*YOUR OBJECTIVE*:
Provide an exact copy of the data, excluding the images.

[Collected data entries]
--- BEGIN ---
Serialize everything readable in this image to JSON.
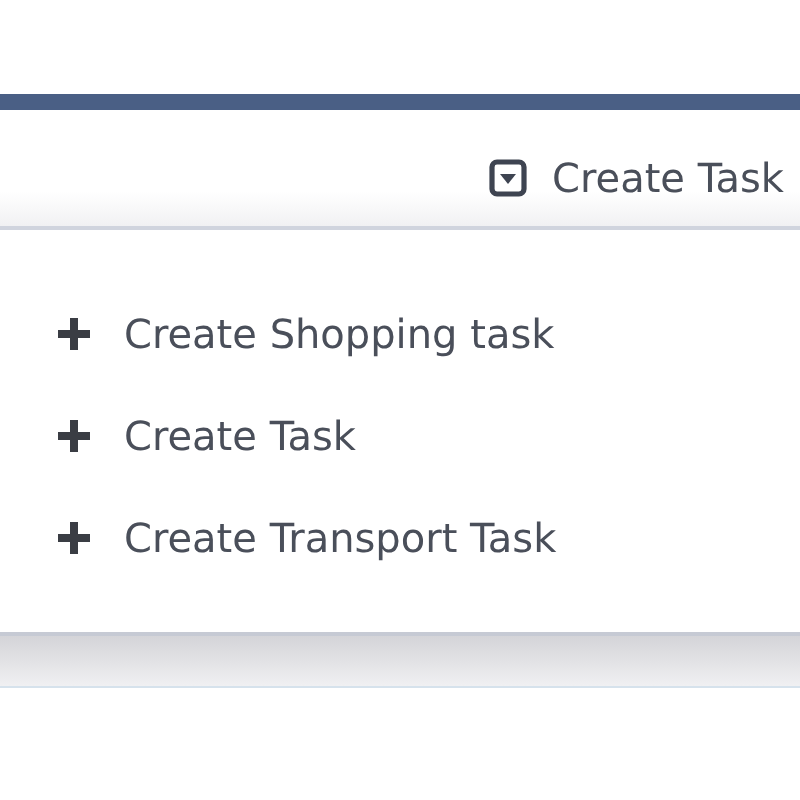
{
  "header": {
    "button": {
      "label": "Create Task"
    }
  },
  "menu": {
    "items": [
      {
        "label": "Create Shopping task"
      },
      {
        "label": "Create Task"
      },
      {
        "label": "Create Transport Task"
      }
    ]
  }
}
--- END ---
*THE REPLY*:
Serialize everything readable in this image to JSON.
{
  "header": {
    "button": {
      "label": "Create Task"
    }
  },
  "menu": {
    "items": [
      {
        "label": "Create Shopping task"
      },
      {
        "label": "Create Task"
      },
      {
        "label": "Create Transport Task"
      }
    ]
  }
}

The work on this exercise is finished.